▸ **Exercise description**:
Print the entries that appear below, exactly as written and without their pictures.

▸ **Figure contents as structured data**:
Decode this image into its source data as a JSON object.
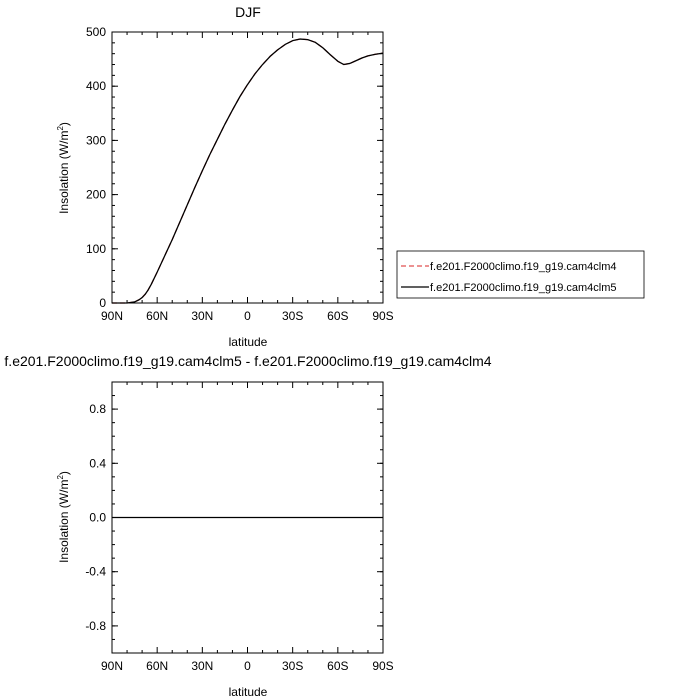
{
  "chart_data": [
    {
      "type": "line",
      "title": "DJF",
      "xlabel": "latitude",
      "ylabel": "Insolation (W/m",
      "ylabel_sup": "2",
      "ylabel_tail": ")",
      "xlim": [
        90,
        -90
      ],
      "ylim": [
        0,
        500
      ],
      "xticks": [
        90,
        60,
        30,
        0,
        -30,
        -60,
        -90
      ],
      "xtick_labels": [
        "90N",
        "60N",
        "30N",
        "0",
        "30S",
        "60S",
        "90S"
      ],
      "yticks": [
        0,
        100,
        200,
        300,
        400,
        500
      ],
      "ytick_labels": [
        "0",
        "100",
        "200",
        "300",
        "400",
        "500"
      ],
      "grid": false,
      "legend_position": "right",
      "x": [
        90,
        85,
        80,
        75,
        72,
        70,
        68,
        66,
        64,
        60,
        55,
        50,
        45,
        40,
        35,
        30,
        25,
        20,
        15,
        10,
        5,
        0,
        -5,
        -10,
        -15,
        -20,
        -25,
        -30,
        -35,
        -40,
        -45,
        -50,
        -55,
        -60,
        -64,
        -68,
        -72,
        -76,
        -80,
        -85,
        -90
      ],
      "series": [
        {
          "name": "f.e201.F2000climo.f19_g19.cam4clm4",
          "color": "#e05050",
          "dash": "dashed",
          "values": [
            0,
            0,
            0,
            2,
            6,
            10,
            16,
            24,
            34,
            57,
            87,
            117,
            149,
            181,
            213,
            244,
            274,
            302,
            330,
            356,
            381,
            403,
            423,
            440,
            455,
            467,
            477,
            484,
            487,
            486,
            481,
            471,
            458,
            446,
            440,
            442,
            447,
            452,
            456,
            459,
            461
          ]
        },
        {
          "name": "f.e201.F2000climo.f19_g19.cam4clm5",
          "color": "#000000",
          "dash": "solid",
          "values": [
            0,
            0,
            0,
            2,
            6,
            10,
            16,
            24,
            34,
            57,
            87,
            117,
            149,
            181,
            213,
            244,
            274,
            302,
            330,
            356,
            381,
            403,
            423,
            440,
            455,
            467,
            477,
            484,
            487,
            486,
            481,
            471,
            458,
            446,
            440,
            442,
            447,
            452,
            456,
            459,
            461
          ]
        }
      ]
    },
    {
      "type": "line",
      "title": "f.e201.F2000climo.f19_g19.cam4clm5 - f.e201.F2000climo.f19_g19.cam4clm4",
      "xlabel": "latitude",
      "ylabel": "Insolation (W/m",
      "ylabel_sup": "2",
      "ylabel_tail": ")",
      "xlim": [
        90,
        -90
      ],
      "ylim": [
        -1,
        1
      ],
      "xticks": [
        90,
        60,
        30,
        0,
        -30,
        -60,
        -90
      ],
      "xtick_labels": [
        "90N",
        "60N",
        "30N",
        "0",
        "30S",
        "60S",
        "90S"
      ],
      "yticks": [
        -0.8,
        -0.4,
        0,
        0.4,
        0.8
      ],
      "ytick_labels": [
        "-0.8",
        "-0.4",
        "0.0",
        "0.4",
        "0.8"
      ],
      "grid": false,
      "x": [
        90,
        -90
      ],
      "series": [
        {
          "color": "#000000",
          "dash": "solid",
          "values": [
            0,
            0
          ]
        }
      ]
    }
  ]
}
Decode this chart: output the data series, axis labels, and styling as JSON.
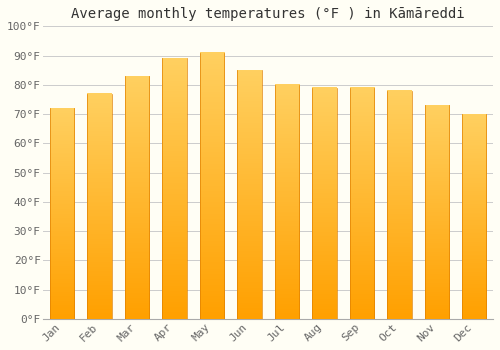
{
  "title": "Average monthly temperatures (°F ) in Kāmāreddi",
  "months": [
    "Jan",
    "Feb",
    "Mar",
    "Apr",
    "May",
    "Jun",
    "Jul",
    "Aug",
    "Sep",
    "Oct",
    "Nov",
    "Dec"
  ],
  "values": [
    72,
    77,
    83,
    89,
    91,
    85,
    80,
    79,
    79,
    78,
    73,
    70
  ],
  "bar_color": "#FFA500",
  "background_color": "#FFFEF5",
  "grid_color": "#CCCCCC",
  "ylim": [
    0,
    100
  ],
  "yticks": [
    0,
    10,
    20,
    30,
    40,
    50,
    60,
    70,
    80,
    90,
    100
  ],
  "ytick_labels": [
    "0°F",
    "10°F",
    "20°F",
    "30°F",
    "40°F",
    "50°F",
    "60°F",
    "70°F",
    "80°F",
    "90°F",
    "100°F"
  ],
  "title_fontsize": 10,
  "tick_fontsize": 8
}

▸ **Worked solution**:
Decode this image into its source data as a JSON object.
{
  "chart_data": [
    {
      "type": "line",
      "title": "DJF",
      "xlabel": "latitude",
      "ylabel": "Insolation (W/m",
      "ylabel_sup": "2",
      "ylabel_tail": ")",
      "xlim": [
        90,
        -90
      ],
      "ylim": [
        0,
        500
      ],
      "xticks": [
        90,
        60,
        30,
        0,
        -30,
        -60,
        -90
      ],
      "xtick_labels": [
        "90N",
        "60N",
        "30N",
        "0",
        "30S",
        "60S",
        "90S"
      ],
      "yticks": [
        0,
        100,
        200,
        300,
        400,
        500
      ],
      "ytick_labels": [
        "0",
        "100",
        "200",
        "300",
        "400",
        "500"
      ],
      "grid": false,
      "legend_position": "right",
      "x": [
        90,
        85,
        80,
        75,
        72,
        70,
        68,
        66,
        64,
        60,
        55,
        50,
        45,
        40,
        35,
        30,
        25,
        20,
        15,
        10,
        5,
        0,
        -5,
        -10,
        -15,
        -20,
        -25,
        -30,
        -35,
        -40,
        -45,
        -50,
        -55,
        -60,
        -64,
        -68,
        -72,
        -76,
        -80,
        -85,
        -90
      ],
      "series": [
        {
          "name": "f.e201.F2000climo.f19_g19.cam4clm4",
          "color": "#e05050",
          "dash": "dashed",
          "values": [
            0,
            0,
            0,
            2,
            6,
            10,
            16,
            24,
            34,
            57,
            87,
            117,
            149,
            181,
            213,
            244,
            274,
            302,
            330,
            356,
            381,
            403,
            423,
            440,
            455,
            467,
            477,
            484,
            487,
            486,
            481,
            471,
            458,
            446,
            440,
            442,
            447,
            452,
            456,
            459,
            461
          ]
        },
        {
          "name": "f.e201.F2000climo.f19_g19.cam4clm5",
          "color": "#000000",
          "dash": "solid",
          "values": [
            0,
            0,
            0,
            2,
            6,
            10,
            16,
            24,
            34,
            57,
            87,
            117,
            149,
            181,
            213,
            244,
            274,
            302,
            330,
            356,
            381,
            403,
            423,
            440,
            455,
            467,
            477,
            484,
            487,
            486,
            481,
            471,
            458,
            446,
            440,
            442,
            447,
            452,
            456,
            459,
            461
          ]
        }
      ]
    },
    {
      "type": "line",
      "title": "f.e201.F2000climo.f19_g19.cam4clm5 - f.e201.F2000climo.f19_g19.cam4clm4",
      "xlabel": "latitude",
      "ylabel": "Insolation (W/m",
      "ylabel_sup": "2",
      "ylabel_tail": ")",
      "xlim": [
        90,
        -90
      ],
      "ylim": [
        -1,
        1
      ],
      "xticks": [
        90,
        60,
        30,
        0,
        -30,
        -60,
        -90
      ],
      "xtick_labels": [
        "90N",
        "60N",
        "30N",
        "0",
        "30S",
        "60S",
        "90S"
      ],
      "yticks": [
        -0.8,
        -0.4,
        0,
        0.4,
        0.8
      ],
      "ytick_labels": [
        "-0.8",
        "-0.4",
        "0.0",
        "0.4",
        "0.8"
      ],
      "grid": false,
      "x": [
        90,
        -90
      ],
      "series": [
        {
          "color": "#000000",
          "dash": "solid",
          "values": [
            0,
            0
          ]
        }
      ]
    }
  ]
}
Decode this chart: output the data series, axis labels, and styling as JSON.
{
  "title": "Average monthly temperatures (°F ) in Kāmāreddi",
  "months": [
    "Jan",
    "Feb",
    "Mar",
    "Apr",
    "May",
    "Jun",
    "Jul",
    "Aug",
    "Sep",
    "Oct",
    "Nov",
    "Dec"
  ],
  "values": [
    72,
    77,
    83,
    89,
    91,
    85,
    80,
    79,
    79,
    78,
    73,
    70
  ],
  "bar_color": "#FFA500",
  "background_color": "#FFFEF5",
  "grid_color": "#CCCCCC",
  "ylim": [
    0,
    100
  ],
  "yticks": [
    0,
    10,
    20,
    30,
    40,
    50,
    60,
    70,
    80,
    90,
    100
  ],
  "ytick_labels": [
    "0°F",
    "10°F",
    "20°F",
    "30°F",
    "40°F",
    "50°F",
    "60°F",
    "70°F",
    "80°F",
    "90°F",
    "100°F"
  ],
  "title_fontsize": 10,
  "tick_fontsize": 8
}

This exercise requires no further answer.